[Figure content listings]
════════════════

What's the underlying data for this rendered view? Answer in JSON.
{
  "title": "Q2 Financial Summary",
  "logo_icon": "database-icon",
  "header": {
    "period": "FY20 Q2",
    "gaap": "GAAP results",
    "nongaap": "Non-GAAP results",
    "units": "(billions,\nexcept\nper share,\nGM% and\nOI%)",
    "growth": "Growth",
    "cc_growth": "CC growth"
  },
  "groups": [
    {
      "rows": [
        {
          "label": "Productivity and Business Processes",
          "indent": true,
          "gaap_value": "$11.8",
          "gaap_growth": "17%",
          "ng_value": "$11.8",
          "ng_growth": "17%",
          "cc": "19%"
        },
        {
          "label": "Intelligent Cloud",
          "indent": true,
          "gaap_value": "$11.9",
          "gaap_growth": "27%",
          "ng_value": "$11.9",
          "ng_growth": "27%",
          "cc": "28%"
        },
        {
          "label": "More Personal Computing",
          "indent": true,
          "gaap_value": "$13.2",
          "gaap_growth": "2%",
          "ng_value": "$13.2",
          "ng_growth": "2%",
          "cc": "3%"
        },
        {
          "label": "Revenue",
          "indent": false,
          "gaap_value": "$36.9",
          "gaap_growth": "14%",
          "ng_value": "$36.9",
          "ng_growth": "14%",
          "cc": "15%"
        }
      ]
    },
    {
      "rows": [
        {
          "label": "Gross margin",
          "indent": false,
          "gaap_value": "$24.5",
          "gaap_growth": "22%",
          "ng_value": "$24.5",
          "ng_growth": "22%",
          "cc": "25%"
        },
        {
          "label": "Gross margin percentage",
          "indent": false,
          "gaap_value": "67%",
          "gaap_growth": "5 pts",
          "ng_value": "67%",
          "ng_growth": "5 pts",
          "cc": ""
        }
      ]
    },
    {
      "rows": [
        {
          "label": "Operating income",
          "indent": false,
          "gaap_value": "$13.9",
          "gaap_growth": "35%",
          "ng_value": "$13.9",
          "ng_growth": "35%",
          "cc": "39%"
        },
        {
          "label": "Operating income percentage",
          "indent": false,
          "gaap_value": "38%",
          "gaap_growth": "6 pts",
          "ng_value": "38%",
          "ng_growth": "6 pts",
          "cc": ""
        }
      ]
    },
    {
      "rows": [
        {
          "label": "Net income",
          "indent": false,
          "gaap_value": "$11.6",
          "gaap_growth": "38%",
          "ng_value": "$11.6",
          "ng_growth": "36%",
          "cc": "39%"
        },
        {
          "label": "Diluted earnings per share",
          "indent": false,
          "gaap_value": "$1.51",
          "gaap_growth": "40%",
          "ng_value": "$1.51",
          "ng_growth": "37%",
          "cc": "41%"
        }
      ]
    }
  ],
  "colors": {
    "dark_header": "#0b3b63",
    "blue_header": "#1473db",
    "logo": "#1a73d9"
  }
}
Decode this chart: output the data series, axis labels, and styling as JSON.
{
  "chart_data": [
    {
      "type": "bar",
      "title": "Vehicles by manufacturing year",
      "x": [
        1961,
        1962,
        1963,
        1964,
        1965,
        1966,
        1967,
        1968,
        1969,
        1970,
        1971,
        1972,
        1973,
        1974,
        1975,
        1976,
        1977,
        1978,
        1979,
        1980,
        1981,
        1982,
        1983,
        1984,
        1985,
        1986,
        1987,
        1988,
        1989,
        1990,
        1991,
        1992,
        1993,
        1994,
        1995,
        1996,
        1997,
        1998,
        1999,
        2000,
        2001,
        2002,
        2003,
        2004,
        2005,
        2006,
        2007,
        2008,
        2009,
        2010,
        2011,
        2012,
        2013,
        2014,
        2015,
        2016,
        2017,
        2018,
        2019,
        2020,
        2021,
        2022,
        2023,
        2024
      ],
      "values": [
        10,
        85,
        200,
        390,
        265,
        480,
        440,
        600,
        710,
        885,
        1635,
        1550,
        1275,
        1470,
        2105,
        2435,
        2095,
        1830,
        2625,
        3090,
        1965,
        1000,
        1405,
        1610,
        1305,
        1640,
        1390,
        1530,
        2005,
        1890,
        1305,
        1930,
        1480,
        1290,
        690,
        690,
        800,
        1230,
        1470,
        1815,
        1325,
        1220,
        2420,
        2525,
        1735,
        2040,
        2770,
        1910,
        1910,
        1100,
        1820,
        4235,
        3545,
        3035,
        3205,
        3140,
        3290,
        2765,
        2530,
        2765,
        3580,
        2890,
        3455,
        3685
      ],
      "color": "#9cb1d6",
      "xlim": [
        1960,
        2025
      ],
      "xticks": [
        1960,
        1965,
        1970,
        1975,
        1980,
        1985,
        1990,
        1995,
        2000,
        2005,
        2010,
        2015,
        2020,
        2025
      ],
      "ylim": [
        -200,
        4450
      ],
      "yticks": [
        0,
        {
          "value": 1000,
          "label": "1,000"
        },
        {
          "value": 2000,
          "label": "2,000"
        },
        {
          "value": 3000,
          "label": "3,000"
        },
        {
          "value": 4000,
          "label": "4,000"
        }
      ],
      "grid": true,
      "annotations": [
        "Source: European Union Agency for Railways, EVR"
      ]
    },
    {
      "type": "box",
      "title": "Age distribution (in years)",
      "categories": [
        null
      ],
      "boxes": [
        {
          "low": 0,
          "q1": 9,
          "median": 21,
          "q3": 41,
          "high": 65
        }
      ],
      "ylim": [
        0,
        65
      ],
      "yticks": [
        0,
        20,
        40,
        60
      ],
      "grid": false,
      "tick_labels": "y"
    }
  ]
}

════════════════

Task prompt → Identify each line in the records above that contains the word "title", and copy it out in full.

Problem solution →
  "title": "Q2 Financial Summary",
      "title": "Vehicles by manufacturing year",
      "title": "Age distribution (in years)",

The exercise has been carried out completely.